Problem details:
Print the lines of the listing below exactly as they appear, from the line with "menu-put[interactable]: Put: [84, 429, 121, 455]" up to and including the line with "window-title: Pd: [187, 33, 203, 47]".

Data provided:

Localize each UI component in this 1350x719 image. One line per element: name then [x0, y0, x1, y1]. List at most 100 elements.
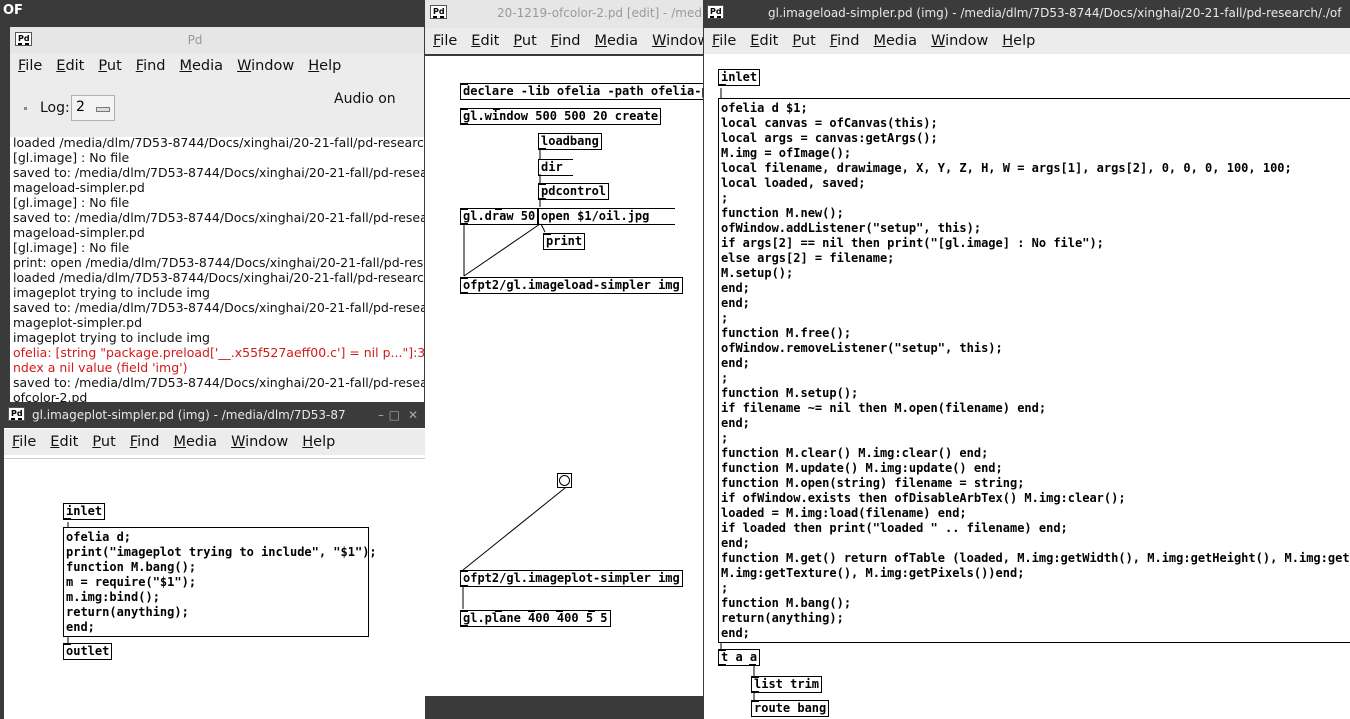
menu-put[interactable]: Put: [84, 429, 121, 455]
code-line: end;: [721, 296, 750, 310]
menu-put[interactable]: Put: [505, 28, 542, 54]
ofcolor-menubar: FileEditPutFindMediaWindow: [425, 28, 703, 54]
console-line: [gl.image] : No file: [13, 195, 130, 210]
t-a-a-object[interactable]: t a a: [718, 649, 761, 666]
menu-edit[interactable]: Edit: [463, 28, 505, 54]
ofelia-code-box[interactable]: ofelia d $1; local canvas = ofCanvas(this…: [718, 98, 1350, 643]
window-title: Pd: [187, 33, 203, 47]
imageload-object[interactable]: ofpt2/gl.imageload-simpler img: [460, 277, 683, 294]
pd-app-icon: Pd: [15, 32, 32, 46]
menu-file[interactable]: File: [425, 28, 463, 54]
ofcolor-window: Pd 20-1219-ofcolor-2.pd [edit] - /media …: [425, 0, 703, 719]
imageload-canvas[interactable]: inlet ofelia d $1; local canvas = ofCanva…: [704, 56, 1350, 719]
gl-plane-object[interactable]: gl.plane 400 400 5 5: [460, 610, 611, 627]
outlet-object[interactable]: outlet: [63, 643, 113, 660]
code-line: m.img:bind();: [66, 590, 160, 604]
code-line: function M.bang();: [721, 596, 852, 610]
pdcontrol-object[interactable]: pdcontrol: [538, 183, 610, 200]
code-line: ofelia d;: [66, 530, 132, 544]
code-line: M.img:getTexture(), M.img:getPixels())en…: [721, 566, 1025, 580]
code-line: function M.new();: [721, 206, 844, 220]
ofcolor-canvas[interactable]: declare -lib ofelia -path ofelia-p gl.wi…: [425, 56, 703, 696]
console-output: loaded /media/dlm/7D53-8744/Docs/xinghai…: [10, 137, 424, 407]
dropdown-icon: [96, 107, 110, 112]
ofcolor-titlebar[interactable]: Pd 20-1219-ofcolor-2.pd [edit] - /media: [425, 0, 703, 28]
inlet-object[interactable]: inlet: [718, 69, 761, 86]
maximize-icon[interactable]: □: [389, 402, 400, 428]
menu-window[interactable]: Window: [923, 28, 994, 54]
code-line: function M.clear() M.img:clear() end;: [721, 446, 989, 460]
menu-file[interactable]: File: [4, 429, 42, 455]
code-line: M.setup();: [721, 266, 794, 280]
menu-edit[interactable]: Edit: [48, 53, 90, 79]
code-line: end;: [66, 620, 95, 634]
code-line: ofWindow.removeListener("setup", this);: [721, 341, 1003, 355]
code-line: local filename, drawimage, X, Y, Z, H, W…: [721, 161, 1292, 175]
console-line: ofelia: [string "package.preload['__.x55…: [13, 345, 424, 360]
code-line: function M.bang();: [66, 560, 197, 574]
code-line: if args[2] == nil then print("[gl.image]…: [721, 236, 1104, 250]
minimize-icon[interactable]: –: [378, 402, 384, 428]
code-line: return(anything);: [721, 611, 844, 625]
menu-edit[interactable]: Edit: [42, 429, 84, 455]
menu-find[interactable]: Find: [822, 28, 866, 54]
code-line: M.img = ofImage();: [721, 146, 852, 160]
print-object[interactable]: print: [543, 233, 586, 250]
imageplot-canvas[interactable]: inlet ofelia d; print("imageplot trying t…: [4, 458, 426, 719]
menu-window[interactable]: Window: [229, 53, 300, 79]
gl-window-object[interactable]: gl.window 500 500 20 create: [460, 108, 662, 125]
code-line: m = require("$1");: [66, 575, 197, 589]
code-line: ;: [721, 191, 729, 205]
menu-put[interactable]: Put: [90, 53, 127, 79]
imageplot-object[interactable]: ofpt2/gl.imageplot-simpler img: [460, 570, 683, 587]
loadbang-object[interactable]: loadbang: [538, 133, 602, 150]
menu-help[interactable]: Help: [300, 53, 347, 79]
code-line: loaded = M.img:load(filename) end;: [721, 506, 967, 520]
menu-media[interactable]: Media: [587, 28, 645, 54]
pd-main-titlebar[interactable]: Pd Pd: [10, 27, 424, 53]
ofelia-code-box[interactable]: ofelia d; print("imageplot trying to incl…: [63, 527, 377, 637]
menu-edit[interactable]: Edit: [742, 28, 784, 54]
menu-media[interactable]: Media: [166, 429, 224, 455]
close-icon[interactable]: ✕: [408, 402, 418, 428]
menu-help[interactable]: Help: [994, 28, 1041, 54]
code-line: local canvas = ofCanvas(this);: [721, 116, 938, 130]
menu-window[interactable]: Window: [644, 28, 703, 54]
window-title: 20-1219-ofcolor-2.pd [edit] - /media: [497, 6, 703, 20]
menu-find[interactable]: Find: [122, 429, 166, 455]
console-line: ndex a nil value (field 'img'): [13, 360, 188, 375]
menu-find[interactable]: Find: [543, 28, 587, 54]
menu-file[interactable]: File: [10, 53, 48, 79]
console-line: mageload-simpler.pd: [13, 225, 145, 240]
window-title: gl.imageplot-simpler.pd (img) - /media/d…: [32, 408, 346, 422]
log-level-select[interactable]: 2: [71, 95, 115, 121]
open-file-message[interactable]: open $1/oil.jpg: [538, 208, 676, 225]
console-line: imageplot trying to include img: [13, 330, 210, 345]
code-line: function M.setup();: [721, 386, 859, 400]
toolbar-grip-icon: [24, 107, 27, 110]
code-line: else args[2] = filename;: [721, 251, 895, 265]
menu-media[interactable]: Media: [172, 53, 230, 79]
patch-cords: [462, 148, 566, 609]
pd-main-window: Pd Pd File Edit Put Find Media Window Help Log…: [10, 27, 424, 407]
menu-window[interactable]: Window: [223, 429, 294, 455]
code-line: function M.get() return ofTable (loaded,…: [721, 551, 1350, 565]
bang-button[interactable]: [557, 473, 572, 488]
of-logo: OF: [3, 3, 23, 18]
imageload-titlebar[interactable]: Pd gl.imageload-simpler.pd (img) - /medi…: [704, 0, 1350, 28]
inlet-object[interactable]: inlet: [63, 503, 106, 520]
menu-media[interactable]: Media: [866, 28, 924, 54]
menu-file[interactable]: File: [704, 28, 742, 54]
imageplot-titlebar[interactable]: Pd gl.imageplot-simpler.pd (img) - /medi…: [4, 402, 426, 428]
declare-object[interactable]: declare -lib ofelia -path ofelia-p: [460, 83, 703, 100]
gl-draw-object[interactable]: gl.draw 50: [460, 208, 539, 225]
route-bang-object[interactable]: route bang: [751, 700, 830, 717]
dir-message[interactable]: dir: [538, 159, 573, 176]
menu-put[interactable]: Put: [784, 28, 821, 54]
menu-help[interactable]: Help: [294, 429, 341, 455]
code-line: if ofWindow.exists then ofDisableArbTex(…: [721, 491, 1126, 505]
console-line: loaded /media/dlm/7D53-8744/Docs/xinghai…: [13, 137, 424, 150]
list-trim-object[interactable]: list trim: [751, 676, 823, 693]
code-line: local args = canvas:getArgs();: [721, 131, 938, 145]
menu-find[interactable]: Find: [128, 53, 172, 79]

Result of the exercise:
menu-put[interactable]: Put: [84, 429, 121, 455]
code-line: end;: [721, 296, 750, 310]
menu-put[interactable]: Put: [505, 28, 542, 54]
ofcolor-menubar: FileEditPutFindMediaWindow: [425, 28, 703, 54]
console-line: [gl.image] : No file: [13, 195, 130, 210]
t-a-a-object[interactable]: t a a: [718, 649, 761, 666]
menu-edit[interactable]: Edit: [463, 28, 505, 54]
ofelia-code-box[interactable]: ofelia d $1; local canvas = ofCanvas(this…: [718, 98, 1350, 643]
window-title: Pd: [187, 33, 203, 47]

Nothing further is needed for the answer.